# WHAT THE EXERCISE ASKS
Reproduce the lines of every entry with "penyusun" swapped for "penulis" wherever it occurs, leaving everything else unchanged. Leave the pictures out.

# SUPPLIED DATA
┄┄┄┄┄┄┄┄┄┄┄┄┄┄┄┄┄┄┄┄

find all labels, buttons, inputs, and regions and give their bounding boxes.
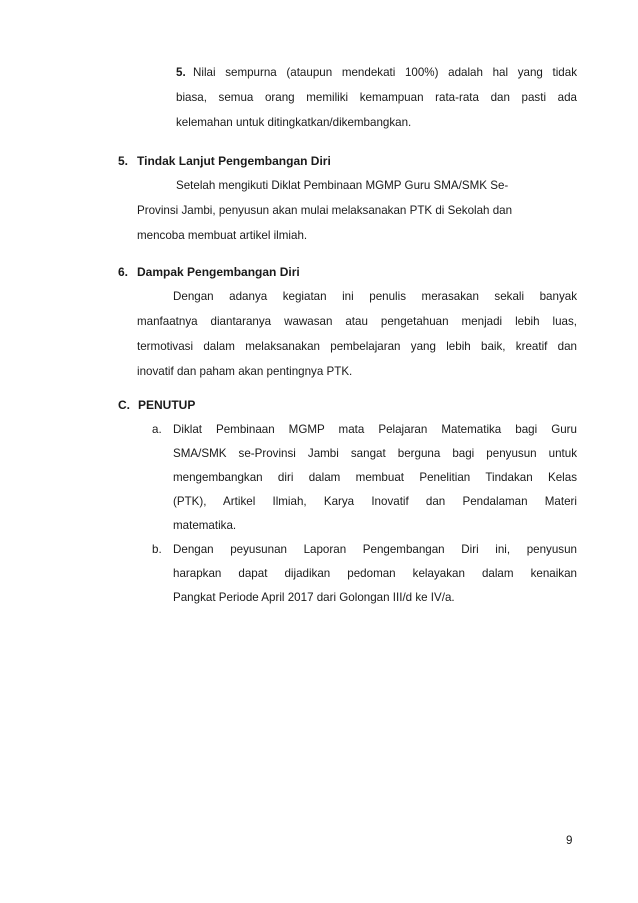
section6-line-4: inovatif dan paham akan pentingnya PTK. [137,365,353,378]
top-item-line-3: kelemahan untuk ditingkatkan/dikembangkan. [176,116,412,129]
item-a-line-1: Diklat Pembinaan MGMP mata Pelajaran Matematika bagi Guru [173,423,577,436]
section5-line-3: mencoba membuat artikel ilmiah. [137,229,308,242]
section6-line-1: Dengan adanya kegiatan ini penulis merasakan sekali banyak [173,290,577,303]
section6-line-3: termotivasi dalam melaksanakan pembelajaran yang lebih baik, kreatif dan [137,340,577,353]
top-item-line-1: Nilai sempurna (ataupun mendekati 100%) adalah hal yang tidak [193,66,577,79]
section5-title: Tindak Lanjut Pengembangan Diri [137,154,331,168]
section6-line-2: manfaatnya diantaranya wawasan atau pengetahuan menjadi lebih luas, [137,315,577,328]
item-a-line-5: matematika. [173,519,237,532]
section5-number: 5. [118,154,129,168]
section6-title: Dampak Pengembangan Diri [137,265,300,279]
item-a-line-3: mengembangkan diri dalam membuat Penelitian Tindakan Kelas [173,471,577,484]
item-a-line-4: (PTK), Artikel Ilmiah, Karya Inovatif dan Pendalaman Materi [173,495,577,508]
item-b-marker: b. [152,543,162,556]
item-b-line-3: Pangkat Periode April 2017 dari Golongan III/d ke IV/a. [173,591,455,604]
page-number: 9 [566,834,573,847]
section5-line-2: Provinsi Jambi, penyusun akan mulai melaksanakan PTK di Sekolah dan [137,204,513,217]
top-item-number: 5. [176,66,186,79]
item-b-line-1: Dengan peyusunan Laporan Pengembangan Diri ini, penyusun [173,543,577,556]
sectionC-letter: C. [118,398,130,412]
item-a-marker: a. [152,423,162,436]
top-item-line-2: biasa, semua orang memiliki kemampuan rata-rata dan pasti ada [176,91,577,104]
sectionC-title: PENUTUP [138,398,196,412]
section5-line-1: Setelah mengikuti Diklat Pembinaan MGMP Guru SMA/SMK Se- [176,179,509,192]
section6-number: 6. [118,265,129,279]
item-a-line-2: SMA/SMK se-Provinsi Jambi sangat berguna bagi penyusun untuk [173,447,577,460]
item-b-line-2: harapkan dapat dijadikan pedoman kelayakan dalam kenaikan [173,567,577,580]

┄┄┄┄┄┄┄┄┄┄┄┄┄┄┄┄┄┄┄┄

# ANSWER TO THE TASK
find all labels, buttons, inputs, and regions and give their bounding boxes.
section6-line-4: inovatif dan paham akan pentingnya PTK. [137,365,353,378]
top-item-line-3: kelemahan untuk ditingkatkan/dikembangkan. [176,116,412,129]
item-a-line-1: Diklat Pembinaan MGMP mata Pelajaran Matematika bagi Guru [173,423,577,436]
section5-line-3: mencoba membuat artikel ilmiah. [137,229,308,242]
section6-line-1: Dengan adanya kegiatan ini penulis merasakan sekali banyak [173,290,577,303]
section6-line-3: termotivasi dalam melaksanakan pembelajaran yang lebih baik, kreatif dan [137,340,577,353]
top-item-line-1: Nilai sempurna (ataupun mendekati 100%) adalah hal yang tidak [193,66,577,79]
section5-title: Tindak Lanjut Pengembangan Diri [137,154,331,168]
section6-line-2: manfaatnya diantaranya wawasan atau pengetahuan menjadi lebih luas, [137,315,577,328]
item-a-line-5: matematika. [173,519,237,532]
section5-number: 5. [118,154,129,168]
section6-title: Dampak Pengembangan Diri [137,265,300,279]
item-a-line-3: mengembangkan diri dalam membuat Penelitian Tindakan Kelas [173,471,577,484]
item-a-line-4: (PTK), Artikel Ilmiah, Karya Inovatif dan Pendalaman Materi [173,495,577,508]
item-b-marker: b. [152,543,162,556]
item-b-line-3: Pangkat Periode April 2017 dari Golongan III/d ke IV/a. [173,591,455,604]
page-number: 9 [566,834,573,847]
section5-line-2: Provinsi Jambi, penulis akan mulai melaksanakan PTK di Sekolah dan [137,204,513,217]
top-item-number: 5. [176,66,186,79]
item-b-line-1: Dengan peyusunan Laporan Pengembangan Diri ini, penulis [173,543,577,556]
sectionC-letter: C. [118,398,130,412]
item-a-marker: a. [152,423,162,436]
top-item-line-2: biasa, semua orang memiliki kemampuan rata-rata dan pasti ada [176,91,577,104]
sectionC-title: PENUTUP [138,398,196,412]
section5-line-1: Setelah mengikuti Diklat Pembinaan MGMP Guru SMA/SMK Se- [176,179,509,192]
section6-number: 6. [118,265,129,279]
item-a-line-2: SMA/SMK se-Provinsi Jambi sangat berguna bagi penulis untuk [173,447,577,460]
item-b-line-2: harapkan dapat dijadikan pedoman kelayakan dalam kenaikan [173,567,577,580]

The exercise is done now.